*Work required*.
Find the lines holding the word "abundance" and collect them.
* * * * * * * * *
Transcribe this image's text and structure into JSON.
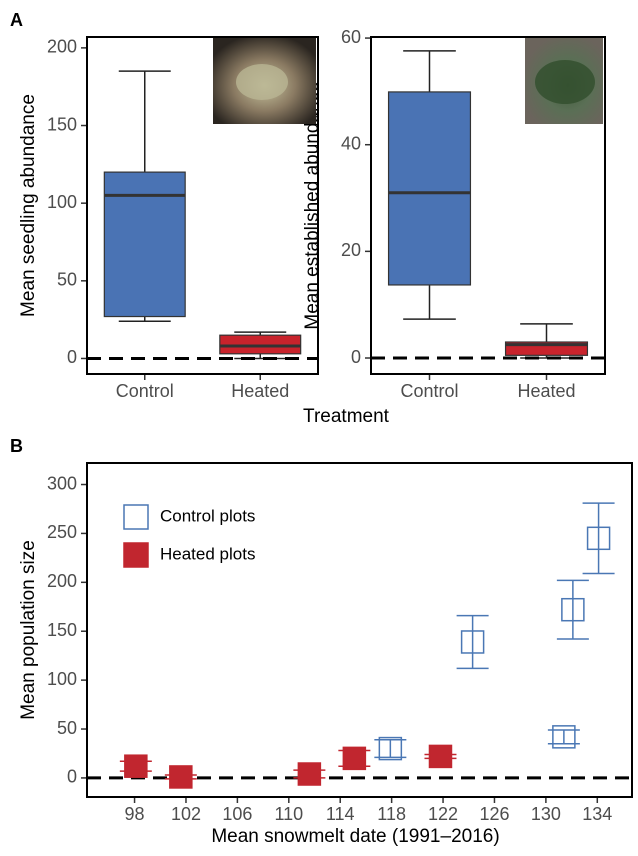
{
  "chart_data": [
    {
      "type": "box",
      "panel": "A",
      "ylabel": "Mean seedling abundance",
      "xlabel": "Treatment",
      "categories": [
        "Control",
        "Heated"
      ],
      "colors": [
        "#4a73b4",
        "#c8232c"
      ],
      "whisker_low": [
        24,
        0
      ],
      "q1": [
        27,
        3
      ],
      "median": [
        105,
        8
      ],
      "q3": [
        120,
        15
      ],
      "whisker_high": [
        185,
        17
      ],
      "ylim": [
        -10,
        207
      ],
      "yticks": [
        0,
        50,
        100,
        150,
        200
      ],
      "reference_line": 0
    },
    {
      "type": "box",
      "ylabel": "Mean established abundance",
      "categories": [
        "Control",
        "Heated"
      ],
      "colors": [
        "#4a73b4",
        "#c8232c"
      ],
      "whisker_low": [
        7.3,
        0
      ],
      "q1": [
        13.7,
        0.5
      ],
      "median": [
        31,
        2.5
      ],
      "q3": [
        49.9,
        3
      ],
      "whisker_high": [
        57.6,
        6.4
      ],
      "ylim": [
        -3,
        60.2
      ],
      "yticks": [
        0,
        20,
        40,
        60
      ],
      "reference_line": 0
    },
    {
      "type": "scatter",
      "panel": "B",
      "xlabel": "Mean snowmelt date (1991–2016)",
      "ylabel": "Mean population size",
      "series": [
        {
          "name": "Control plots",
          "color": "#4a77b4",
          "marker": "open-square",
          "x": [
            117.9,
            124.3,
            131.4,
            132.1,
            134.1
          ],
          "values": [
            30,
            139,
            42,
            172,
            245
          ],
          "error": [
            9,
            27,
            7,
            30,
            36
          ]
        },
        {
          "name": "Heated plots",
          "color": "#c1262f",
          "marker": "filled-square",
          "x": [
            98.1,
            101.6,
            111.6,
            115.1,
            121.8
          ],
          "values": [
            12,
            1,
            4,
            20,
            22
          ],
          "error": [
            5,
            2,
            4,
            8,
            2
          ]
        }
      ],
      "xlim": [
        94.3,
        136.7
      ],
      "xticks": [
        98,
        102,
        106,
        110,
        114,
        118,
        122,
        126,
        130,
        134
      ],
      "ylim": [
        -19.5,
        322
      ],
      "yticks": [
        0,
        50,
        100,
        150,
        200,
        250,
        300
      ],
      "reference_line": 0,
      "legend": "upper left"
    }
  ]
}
* * * * * * * * *
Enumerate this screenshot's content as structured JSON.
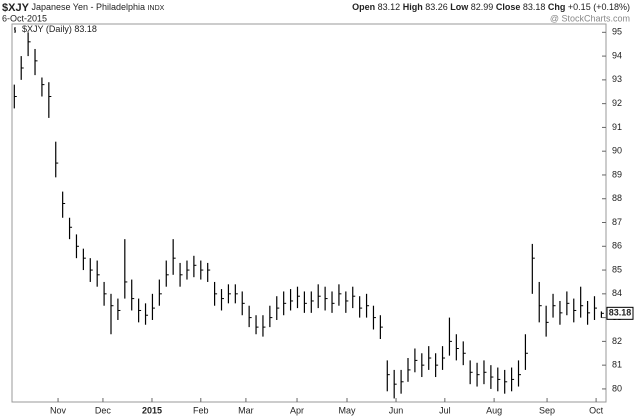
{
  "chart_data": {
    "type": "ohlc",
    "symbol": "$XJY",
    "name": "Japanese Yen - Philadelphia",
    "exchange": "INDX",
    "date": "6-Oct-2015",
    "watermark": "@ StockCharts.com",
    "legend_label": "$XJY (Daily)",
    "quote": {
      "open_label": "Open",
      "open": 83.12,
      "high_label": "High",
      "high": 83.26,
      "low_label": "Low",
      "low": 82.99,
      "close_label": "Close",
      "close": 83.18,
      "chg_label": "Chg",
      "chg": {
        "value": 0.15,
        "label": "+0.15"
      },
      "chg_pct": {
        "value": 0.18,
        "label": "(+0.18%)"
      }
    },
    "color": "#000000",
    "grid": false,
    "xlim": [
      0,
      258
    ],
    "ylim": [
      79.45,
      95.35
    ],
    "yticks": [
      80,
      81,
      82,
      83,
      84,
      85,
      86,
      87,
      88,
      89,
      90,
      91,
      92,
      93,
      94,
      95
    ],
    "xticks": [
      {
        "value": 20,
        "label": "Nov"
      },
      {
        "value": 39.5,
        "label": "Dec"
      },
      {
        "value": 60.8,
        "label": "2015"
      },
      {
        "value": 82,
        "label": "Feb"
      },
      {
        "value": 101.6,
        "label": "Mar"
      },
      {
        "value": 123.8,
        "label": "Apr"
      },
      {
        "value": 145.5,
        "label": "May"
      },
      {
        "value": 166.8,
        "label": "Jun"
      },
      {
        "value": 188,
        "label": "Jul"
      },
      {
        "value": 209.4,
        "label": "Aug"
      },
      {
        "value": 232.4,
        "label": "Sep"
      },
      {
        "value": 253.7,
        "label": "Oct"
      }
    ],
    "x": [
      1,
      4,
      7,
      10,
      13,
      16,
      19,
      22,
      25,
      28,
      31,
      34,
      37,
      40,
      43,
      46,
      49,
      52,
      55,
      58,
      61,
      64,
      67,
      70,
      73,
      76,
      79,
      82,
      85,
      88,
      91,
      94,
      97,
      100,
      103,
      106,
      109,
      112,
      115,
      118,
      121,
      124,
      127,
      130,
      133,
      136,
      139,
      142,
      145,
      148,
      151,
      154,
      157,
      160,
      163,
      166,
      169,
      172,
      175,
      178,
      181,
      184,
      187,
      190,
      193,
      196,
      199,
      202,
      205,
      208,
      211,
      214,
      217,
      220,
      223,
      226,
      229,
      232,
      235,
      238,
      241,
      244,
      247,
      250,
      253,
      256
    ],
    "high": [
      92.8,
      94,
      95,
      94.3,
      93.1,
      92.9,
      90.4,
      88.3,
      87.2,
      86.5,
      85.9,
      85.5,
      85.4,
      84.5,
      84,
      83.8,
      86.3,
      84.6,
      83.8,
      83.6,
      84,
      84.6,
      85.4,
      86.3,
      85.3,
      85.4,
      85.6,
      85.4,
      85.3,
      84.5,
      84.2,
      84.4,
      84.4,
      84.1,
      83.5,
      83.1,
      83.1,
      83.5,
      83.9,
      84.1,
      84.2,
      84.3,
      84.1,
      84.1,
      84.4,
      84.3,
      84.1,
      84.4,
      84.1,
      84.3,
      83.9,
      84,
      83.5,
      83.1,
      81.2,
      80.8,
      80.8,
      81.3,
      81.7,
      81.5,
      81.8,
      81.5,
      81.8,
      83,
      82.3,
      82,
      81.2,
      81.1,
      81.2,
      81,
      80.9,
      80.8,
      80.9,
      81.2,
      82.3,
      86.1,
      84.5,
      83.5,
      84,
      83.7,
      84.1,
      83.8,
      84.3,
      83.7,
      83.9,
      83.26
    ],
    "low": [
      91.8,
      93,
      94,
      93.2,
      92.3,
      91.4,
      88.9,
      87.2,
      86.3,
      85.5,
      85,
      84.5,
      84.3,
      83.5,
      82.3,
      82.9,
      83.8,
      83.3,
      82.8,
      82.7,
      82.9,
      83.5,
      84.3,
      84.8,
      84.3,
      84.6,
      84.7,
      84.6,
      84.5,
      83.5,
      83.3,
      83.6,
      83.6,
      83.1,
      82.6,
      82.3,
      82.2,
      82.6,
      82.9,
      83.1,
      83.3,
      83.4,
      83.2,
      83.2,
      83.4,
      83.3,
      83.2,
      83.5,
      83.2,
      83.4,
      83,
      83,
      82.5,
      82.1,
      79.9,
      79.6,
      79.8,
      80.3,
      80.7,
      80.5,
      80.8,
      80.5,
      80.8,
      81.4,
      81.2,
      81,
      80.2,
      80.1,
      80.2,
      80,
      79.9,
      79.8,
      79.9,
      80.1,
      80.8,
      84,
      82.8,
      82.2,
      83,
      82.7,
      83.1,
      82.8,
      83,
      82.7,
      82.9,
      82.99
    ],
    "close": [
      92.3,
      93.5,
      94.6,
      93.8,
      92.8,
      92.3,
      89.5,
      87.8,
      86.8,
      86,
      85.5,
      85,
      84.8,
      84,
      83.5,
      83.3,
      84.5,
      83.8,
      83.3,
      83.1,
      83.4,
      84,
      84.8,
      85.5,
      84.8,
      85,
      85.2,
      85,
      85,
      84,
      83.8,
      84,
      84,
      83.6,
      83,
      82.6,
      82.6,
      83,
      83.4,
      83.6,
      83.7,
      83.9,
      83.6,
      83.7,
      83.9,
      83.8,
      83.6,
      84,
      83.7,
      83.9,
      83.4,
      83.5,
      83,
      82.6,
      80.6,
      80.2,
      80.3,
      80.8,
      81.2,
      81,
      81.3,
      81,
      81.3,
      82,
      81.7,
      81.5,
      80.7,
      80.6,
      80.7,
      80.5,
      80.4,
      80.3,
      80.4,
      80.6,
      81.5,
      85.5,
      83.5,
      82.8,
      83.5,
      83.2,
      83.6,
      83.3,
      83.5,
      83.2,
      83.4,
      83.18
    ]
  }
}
* * * * * * * * *
*Expected answer*.
      "ylabel": "Mean seedling abundance",
      "ylabel": "Mean established abundance",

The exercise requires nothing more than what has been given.